Output every line of the data exactly as it appears.

----------

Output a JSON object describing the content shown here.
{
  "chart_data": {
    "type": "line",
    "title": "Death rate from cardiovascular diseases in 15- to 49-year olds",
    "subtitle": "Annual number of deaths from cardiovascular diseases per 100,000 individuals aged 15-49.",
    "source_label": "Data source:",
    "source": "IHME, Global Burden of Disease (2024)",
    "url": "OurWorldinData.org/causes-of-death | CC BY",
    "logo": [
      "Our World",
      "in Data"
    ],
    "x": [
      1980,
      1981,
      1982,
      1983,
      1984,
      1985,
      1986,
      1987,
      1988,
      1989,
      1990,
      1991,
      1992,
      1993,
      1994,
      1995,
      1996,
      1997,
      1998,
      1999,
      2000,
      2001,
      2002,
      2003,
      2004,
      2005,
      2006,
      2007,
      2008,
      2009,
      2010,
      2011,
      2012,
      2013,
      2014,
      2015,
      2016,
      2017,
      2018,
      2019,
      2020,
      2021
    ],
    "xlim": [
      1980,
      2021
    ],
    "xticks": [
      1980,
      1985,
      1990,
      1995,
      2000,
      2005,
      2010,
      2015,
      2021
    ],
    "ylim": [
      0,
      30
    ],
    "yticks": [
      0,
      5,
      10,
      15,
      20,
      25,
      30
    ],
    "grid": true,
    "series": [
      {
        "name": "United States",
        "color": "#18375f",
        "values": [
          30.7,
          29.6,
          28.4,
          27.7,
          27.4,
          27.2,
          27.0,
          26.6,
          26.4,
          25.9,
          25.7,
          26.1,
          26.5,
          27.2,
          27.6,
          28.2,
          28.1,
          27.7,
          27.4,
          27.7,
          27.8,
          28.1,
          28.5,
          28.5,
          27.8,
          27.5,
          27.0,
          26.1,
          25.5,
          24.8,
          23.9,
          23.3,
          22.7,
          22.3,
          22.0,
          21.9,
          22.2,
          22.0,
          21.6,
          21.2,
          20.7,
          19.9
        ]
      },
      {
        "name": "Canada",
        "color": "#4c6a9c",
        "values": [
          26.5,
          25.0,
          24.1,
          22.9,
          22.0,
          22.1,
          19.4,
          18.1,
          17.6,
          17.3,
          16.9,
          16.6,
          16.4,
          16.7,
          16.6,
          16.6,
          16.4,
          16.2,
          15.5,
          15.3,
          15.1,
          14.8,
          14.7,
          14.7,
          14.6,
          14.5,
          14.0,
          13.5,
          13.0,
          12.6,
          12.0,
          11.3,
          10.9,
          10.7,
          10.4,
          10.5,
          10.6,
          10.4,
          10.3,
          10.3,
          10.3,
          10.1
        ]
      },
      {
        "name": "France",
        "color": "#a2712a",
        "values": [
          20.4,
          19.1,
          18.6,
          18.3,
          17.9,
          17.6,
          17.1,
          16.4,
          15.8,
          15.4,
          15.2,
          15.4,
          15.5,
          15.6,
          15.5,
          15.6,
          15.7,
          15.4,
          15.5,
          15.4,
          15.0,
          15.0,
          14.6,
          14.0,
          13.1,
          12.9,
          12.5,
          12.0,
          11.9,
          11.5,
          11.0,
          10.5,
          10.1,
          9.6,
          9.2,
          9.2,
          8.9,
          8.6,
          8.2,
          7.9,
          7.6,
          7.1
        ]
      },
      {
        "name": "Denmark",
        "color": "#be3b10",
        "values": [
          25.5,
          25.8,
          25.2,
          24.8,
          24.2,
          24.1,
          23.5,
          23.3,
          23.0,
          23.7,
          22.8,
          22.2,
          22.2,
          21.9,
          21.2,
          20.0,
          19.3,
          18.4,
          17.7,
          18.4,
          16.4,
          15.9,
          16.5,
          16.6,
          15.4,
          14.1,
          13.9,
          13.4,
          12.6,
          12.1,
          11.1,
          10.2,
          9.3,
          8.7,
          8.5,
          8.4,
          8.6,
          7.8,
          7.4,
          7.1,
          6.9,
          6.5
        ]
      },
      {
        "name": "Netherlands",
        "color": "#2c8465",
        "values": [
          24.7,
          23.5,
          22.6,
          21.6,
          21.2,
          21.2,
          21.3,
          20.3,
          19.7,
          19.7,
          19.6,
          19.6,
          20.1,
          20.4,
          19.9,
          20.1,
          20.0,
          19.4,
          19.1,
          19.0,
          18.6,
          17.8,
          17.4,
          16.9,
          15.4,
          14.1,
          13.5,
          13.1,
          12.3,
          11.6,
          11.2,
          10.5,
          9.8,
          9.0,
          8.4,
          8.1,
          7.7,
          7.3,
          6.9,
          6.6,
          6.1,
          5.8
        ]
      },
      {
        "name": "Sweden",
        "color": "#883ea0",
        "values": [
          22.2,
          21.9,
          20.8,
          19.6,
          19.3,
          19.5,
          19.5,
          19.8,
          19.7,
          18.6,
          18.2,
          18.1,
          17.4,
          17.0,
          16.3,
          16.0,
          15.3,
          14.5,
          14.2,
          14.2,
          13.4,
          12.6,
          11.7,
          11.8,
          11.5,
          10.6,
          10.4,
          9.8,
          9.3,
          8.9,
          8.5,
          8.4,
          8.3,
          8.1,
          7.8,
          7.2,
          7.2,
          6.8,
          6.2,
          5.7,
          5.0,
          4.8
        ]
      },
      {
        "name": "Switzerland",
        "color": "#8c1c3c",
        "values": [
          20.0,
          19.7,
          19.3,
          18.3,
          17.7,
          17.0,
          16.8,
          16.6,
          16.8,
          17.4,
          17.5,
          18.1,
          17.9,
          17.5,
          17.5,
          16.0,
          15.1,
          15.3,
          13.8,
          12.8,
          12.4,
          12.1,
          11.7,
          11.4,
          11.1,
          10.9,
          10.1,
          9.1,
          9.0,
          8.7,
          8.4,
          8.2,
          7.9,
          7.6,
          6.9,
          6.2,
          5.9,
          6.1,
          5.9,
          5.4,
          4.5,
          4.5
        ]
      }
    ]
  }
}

----------

### The result
Output a JSON object describing the content shown here.
{
  "chart_data": {
    "type": "line",
    "title": "Death rate from cardiovascular diseases in 15- to 49-year olds",
    "subtitle": "Annual number of deaths from cardiovascular diseases per 100,000 individuals aged 15-49.",
    "source_label": "Data source:",
    "source": "IHME, Global Burden of Disease (2024)",
    "url": "OurWorldinData.org/causes-of-death | CC BY",
    "logo": [
      "Our World",
      "in Data"
    ],
    "x": [
      1980,
      1981,
      1982,
      1983,
      1984,
      1985,
      1986,
      1987,
      1988,
      1989,
      1990,
      1991,
      1992,
      1993,
      1994,
      1995,
      1996,
      1997,
      1998,
      1999,
      2000,
      2001,
      2002,
      2003,
      2004,
      2005,
      2006,
      2007,
      2008,
      2009,
      2010,
      2011,
      2012,
      2013,
      2014,
      2015,
      2016,
      2017,
      2018,
      2019,
      2020,
      2021
    ],
    "xlim": [
      1980,
      2021
    ],
    "xticks": [
      1980,
      1985,
      1990,
      1995,
      2000,
      2005,
      2010,
      2015,
      2021
    ],
    "ylim": [
      0,
      30
    ],
    "yticks": [
      0,
      5,
      10,
      15,
      20,
      25,
      30
    ],
    "grid": true,
    "series": [
      {
        "name": "United States",
        "color": "#18375f",
        "values": [
          30.7,
          29.6,
          28.4,
          27.7,
          27.4,
          27.2,
          27.0,
          26.6,
          26.4,
          25.9,
          25.7,
          26.1,
          26.5,
          27.2,
          27.6,
          28.2,
          28.1,
          27.7,
          27.4,
          27.7,
          27.8,
          28.1,
          28.5,
          28.5,
          27.8,
          27.5,
          27.0,
          26.1,
          25.5,
          24.8,
          23.9,
          23.3,
          22.7,
          22.3,
          22.0,
          21.9,
          22.2,
          22.0,
          21.6,
          21.2,
          20.7,
          19.9
        ]
      },
      {
        "name": "Canada",
        "color": "#4c6a9c",
        "values": [
          26.5,
          25.0,
          24.1,
          22.9,
          22.0,
          22.1,
          19.4,
          18.1,
          17.6,
          17.3,
          16.9,
          16.6,
          16.4,
          16.7,
          16.6,
          16.6,
          16.4,
          16.2,
          15.5,
          15.3,
          15.1,
          14.8,
          14.7,
          14.7,
          14.6,
          14.5,
          14.0,
          13.5,
          13.0,
          12.6,
          12.0,
          11.3,
          10.9,
          10.7,
          10.4,
          10.5,
          10.6,
          10.4,
          10.3,
          10.3,
          10.3,
          10.1
        ]
      },
      {
        "name": "France",
        "color": "#a2712a",
        "values": [
          20.4,
          19.1,
          18.6,
          18.3,
          17.9,
          17.6,
          17.1,
          16.4,
          15.8,
          15.4,
          15.2,
          15.4,
          15.5,
          15.6,
          15.5,
          15.6,
          15.7,
          15.4,
          15.5,
          15.4,
          15.0,
          15.0,
          14.6,
          14.0,
          13.1,
          12.9,
          12.5,
          12.0,
          11.9,
          11.5,
          11.0,
          10.5,
          10.1,
          9.6,
          9.2,
          9.2,
          8.9,
          8.6,
          8.2,
          7.9,
          7.6,
          7.1
        ]
      },
      {
        "name": "Denmark",
        "color": "#be3b10",
        "values": [
          25.5,
          25.8,
          25.2,
          24.8,
          24.2,
          24.1,
          23.5,
          23.3,
          23.0,
          23.7,
          22.8,
          22.2,
          22.2,
          21.9,
          21.2,
          20.0,
          19.3,
          18.4,
          17.7,
          18.4,
          16.4,
          15.9,
          16.5,
          16.6,
          15.4,
          14.1,
          13.9,
          13.4,
          12.6,
          12.1,
          11.1,
          10.2,
          9.3,
          8.7,
          8.5,
          8.4,
          8.6,
          7.8,
          7.4,
          7.1,
          6.9,
          6.5
        ]
      },
      {
        "name": "Netherlands",
        "color": "#2c8465",
        "values": [
          24.7,
          23.5,
          22.6,
          21.6,
          21.2,
          21.2,
          21.3,
          20.3,
          19.7,
          19.7,
          19.6,
          19.6,
          20.1,
          20.4,
          19.9,
          20.1,
          20.0,
          19.4,
          19.1,
          19.0,
          18.6,
          17.8,
          17.4,
          16.9,
          15.4,
          14.1,
          13.5,
          13.1,
          12.3,
          11.6,
          11.2,
          10.5,
          9.8,
          9.0,
          8.4,
          8.1,
          7.7,
          7.3,
          6.9,
          6.6,
          6.1,
          5.8
        ]
      },
      {
        "name": "Sweden",
        "color": "#883ea0",
        "values": [
          22.2,
          21.9,
          20.8,
          19.6,
          19.3,
          19.5,
          19.5,
          19.8,
          19.7,
          18.6,
          18.2,
          18.1,
          17.4,
          17.0,
          16.3,
          16.0,
          15.3,
          14.5,
          14.2,
          14.2,
          13.4,
          12.6,
          11.7,
          11.8,
          11.5,
          10.6,
          10.4,
          9.8,
          9.3,
          8.9,
          8.5,
          8.4,
          8.3,
          8.1,
          7.8,
          7.2,
          7.2,
          6.8,
          6.2,
          5.7,
          5.0,
          4.8
        ]
      },
      {
        "name": "Switzerland",
        "color": "#8c1c3c",
        "values": [
          20.0,
          19.7,
          19.3,
          18.3,
          17.7,
          17.0,
          16.8,
          16.6,
          16.8,
          17.4,
          17.5,
          18.1,
          17.9,
          17.5,
          17.5,
          16.0,
          15.1,
          15.3,
          13.8,
          12.8,
          12.4,
          12.1,
          11.7,
          11.4,
          11.1,
          10.9,
          10.1,
          9.1,
          9.0,
          8.7,
          8.4,
          8.2,
          7.9,
          7.6,
          6.9,
          6.2,
          5.9,
          6.1,
          5.9,
          5.4,
          4.5,
          4.5
        ]
      }
    ]
  }
}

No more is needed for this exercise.